** Job **
Determine the number of lines holding the word "dalam"; answer with that number only.
::: Supplied material
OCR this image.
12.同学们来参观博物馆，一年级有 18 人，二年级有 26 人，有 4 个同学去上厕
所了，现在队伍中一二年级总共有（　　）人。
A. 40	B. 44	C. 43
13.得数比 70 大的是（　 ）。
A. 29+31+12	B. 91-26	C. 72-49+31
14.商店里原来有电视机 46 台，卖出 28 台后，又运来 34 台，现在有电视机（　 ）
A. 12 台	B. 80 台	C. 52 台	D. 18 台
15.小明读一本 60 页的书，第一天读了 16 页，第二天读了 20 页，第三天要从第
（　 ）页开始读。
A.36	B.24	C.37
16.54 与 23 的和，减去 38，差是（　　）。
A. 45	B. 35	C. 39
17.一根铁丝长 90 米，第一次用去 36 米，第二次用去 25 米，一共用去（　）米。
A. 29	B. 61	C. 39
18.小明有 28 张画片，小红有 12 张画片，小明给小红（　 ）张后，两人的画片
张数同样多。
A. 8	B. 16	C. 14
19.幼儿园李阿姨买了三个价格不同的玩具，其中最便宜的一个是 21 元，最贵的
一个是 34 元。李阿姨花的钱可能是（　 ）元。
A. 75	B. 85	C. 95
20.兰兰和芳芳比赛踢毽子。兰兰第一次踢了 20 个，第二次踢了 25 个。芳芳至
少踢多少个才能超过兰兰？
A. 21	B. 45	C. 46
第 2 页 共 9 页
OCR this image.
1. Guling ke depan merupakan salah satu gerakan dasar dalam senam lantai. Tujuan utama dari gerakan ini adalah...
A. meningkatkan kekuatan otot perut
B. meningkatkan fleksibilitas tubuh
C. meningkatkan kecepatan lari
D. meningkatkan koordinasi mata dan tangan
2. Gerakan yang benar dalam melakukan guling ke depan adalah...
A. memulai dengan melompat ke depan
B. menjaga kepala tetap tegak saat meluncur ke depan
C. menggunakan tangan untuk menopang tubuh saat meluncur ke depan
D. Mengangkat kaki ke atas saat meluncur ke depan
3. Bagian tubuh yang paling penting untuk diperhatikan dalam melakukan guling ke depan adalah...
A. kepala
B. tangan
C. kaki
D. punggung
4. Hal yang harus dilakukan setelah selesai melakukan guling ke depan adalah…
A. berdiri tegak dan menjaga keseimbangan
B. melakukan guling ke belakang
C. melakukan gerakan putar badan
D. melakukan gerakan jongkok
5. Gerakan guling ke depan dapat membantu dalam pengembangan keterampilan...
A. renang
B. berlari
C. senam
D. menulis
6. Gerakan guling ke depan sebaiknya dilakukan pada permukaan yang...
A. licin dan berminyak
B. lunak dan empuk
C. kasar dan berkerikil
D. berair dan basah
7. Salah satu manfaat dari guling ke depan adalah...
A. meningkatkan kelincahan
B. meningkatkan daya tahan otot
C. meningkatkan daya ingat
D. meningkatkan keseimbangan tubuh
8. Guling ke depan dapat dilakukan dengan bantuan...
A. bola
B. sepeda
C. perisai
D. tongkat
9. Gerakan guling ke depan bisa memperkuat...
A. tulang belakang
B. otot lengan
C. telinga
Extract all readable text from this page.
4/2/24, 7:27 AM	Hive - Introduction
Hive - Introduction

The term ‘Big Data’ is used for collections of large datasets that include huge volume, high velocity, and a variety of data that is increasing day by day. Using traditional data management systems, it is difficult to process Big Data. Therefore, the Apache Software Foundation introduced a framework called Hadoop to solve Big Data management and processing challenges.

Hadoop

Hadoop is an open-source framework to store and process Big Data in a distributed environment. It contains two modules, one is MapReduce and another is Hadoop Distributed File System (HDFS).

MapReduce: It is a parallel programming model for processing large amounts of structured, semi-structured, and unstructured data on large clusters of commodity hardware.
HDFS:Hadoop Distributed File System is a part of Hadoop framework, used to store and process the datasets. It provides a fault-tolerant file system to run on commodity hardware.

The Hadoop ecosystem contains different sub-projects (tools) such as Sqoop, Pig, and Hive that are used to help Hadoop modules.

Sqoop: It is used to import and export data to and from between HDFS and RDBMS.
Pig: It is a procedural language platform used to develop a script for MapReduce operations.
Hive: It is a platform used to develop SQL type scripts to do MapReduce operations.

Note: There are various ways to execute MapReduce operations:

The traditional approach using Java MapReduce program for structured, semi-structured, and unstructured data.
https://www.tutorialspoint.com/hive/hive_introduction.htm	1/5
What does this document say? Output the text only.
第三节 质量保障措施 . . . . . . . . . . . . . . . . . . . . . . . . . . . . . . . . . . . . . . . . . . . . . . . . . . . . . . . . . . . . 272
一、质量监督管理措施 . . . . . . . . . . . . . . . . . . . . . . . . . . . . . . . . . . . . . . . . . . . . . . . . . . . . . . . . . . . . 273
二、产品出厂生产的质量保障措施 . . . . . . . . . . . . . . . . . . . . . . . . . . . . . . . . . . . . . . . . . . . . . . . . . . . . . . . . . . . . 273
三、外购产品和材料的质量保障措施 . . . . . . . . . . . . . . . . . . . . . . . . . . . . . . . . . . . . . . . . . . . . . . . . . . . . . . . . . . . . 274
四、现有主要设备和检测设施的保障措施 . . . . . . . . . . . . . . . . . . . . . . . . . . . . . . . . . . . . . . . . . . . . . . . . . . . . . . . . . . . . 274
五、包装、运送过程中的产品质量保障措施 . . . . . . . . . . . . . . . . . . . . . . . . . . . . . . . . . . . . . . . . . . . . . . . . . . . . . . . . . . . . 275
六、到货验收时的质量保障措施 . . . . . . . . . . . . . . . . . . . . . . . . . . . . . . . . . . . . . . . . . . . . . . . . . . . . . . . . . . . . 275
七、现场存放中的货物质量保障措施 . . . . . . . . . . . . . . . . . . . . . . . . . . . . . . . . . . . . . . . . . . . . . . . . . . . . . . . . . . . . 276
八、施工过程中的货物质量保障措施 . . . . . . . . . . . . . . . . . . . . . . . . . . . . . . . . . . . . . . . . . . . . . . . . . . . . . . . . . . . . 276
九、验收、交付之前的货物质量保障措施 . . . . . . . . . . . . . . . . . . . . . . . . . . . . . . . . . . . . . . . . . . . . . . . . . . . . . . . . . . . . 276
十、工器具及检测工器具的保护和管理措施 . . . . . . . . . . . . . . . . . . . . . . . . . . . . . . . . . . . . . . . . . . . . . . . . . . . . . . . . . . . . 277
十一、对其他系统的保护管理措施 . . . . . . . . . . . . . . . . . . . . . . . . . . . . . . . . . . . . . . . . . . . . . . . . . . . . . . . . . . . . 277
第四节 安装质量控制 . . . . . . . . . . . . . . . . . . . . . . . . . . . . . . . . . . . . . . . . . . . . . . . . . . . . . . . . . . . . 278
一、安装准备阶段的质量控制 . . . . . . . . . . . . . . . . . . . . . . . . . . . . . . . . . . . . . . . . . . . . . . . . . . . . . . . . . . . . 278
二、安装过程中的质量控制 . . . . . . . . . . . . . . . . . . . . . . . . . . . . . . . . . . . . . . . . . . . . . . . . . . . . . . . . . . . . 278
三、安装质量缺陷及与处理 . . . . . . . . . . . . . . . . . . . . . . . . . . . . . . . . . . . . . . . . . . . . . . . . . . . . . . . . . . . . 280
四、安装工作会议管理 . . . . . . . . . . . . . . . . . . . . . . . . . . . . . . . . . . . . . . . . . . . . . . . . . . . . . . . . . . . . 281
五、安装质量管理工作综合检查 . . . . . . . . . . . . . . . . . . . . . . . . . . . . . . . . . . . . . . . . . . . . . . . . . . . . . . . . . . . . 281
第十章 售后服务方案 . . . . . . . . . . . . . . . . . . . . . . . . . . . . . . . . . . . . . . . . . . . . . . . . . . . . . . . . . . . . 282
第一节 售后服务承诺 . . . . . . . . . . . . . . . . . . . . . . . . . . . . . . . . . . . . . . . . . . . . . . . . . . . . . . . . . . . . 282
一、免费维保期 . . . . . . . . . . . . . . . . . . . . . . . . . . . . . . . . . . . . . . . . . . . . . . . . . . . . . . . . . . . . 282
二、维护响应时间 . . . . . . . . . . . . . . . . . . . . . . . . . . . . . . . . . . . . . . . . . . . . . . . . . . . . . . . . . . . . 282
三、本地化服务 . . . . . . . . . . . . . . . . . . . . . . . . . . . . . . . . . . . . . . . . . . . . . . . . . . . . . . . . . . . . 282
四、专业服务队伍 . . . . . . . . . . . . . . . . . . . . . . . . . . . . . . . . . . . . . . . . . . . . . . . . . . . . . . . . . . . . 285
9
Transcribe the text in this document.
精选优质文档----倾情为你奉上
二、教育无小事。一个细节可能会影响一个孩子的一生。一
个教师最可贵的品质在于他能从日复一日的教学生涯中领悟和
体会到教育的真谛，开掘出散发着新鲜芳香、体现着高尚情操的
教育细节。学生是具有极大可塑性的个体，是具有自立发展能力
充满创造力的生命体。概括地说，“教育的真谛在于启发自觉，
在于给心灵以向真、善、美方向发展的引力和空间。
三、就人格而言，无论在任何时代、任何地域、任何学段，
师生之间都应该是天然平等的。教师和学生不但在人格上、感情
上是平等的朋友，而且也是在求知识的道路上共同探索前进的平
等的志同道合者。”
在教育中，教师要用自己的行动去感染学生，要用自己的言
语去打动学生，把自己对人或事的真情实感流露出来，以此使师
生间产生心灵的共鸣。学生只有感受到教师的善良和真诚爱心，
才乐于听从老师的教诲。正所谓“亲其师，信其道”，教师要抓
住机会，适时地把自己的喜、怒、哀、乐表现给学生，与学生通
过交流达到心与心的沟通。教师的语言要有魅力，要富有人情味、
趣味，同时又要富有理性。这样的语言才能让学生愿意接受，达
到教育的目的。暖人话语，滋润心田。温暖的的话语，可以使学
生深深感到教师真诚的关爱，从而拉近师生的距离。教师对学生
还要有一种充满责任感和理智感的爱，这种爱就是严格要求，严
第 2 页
::::::
** The answer **
4